BEGIN Supplied data

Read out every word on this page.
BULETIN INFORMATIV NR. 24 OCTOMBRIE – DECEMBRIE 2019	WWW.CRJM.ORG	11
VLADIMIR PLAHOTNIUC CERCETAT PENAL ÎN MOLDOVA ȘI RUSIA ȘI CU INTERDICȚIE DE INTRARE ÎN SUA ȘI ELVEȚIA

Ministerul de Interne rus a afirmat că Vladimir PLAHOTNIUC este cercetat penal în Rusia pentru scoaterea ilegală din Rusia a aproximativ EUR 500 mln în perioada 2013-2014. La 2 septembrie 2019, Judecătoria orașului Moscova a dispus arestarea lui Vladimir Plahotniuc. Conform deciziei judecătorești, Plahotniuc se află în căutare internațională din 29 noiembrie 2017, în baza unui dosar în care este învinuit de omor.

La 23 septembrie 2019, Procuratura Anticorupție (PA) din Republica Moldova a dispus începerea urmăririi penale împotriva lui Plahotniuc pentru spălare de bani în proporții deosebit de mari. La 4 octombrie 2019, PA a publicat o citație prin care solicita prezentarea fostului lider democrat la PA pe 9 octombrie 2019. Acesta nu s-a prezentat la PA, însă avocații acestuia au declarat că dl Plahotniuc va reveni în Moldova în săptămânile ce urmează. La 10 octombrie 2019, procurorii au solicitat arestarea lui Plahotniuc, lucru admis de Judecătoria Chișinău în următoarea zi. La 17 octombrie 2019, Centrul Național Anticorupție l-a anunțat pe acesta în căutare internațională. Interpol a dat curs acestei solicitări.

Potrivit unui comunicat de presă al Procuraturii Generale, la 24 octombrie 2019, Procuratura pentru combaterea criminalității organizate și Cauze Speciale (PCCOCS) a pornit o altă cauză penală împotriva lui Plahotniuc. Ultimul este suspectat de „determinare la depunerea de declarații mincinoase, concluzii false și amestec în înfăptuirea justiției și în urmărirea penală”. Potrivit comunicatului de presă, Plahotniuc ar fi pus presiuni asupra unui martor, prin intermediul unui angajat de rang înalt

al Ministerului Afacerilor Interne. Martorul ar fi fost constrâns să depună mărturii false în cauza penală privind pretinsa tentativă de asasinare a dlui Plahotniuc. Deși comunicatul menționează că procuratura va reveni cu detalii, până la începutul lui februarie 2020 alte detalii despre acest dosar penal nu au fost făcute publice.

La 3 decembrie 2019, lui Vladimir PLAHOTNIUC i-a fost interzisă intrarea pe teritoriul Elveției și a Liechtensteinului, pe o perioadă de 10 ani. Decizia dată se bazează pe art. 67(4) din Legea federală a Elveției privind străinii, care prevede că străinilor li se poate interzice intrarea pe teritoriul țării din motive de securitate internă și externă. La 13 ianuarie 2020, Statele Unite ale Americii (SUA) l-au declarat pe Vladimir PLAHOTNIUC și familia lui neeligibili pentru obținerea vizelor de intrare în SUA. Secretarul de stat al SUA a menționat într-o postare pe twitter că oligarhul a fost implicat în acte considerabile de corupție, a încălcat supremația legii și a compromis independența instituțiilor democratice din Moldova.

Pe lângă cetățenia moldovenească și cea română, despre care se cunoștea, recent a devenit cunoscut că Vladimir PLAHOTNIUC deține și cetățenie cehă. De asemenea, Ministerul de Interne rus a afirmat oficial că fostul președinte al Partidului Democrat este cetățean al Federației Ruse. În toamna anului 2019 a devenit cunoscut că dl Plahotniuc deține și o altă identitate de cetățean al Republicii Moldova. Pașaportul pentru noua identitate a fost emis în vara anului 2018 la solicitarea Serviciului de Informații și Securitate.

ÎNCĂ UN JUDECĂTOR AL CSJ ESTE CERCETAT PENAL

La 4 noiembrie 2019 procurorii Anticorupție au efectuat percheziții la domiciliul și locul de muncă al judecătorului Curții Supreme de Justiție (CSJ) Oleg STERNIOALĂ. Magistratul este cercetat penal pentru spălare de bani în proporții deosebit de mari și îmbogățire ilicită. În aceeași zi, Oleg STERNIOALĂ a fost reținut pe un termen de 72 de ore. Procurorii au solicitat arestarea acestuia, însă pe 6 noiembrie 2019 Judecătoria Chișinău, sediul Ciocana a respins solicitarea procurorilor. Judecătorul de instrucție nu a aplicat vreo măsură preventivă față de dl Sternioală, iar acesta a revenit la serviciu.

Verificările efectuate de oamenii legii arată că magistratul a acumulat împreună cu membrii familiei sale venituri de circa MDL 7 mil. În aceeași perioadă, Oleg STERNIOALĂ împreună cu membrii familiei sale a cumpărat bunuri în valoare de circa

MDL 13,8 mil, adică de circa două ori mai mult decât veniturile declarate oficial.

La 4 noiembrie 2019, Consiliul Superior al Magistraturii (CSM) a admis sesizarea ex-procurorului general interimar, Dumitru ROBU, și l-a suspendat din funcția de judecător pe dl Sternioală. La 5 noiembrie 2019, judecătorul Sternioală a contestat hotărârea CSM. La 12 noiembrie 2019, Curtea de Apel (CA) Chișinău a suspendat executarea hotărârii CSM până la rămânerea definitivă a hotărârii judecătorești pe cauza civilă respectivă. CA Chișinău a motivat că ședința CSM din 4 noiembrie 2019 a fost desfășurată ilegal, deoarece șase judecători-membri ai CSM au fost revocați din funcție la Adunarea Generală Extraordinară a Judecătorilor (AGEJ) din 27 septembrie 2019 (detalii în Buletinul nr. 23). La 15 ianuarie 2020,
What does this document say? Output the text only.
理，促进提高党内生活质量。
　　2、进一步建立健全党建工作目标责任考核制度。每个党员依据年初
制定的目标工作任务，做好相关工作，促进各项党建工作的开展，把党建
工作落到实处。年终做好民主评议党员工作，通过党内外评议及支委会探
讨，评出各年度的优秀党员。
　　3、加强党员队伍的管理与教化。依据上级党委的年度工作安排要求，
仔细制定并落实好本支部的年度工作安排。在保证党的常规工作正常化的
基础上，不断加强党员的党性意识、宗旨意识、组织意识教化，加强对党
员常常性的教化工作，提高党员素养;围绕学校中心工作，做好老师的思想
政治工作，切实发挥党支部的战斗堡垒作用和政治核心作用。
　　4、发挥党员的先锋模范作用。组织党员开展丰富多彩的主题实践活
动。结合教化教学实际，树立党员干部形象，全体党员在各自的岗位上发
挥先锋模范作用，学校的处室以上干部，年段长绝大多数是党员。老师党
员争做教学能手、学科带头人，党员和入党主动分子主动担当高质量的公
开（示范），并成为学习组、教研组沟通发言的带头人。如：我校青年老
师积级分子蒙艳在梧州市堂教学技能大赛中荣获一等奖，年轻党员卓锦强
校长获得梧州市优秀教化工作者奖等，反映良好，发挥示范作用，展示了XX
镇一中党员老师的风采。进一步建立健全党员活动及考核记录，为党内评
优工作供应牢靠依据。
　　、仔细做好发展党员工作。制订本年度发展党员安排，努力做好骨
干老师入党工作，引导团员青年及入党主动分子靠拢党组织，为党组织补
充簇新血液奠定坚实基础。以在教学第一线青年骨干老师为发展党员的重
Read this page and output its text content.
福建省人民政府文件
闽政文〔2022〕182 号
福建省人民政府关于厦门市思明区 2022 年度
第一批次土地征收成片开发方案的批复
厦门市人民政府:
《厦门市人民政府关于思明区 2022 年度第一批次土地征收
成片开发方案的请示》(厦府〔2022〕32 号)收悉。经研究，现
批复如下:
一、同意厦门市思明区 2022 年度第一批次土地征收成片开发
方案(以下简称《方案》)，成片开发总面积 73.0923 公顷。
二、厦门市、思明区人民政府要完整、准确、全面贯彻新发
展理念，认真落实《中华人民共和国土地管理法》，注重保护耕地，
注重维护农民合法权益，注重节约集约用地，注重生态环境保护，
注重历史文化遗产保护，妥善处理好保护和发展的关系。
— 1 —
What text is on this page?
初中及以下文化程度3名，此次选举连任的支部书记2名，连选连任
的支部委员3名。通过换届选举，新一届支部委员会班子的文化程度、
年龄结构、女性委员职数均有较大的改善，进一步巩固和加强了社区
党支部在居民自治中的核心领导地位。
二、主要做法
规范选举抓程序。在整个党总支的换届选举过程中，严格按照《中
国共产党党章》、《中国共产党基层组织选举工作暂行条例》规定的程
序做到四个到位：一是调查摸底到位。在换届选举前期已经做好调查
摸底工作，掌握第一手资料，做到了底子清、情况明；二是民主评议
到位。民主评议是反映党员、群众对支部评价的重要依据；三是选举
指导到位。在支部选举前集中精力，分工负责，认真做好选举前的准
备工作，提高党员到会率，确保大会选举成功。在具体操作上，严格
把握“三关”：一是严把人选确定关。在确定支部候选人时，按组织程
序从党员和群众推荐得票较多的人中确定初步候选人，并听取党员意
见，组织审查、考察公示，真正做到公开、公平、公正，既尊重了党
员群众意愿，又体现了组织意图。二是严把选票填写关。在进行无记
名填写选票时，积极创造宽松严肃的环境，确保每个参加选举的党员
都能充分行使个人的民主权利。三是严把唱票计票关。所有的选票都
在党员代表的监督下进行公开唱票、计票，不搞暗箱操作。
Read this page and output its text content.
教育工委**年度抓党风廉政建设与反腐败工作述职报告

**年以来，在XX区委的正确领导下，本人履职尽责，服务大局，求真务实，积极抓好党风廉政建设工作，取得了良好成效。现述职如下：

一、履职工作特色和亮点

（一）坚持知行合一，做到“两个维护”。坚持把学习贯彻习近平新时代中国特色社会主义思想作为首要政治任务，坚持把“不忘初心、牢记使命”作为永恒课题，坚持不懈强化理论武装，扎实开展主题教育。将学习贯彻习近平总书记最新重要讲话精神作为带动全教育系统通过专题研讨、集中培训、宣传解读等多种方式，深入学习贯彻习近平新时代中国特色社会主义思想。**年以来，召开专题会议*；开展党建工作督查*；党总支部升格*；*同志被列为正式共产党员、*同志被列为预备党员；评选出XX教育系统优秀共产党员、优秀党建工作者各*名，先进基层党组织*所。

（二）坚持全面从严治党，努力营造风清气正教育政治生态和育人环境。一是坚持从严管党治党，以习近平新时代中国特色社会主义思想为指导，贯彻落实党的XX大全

END Supplied data

▸ **Given request**: From the records above, copy every line that holds the word "circa".

▸ **Answer to this exercise**:
Verificările efectuate de oamenii legii arată că magistratul a acumulat împreună cu membrii familiei sale venituri de circa MDL 7 mil. În aceeași perioadă, Oleg STERNIOALĂ împreună cu membrii familiei sale a cumpărat bunuri în valoare de circa
MDL 13,8 mil, adică de circa două ori mai mult decât veniturile declarate oficial.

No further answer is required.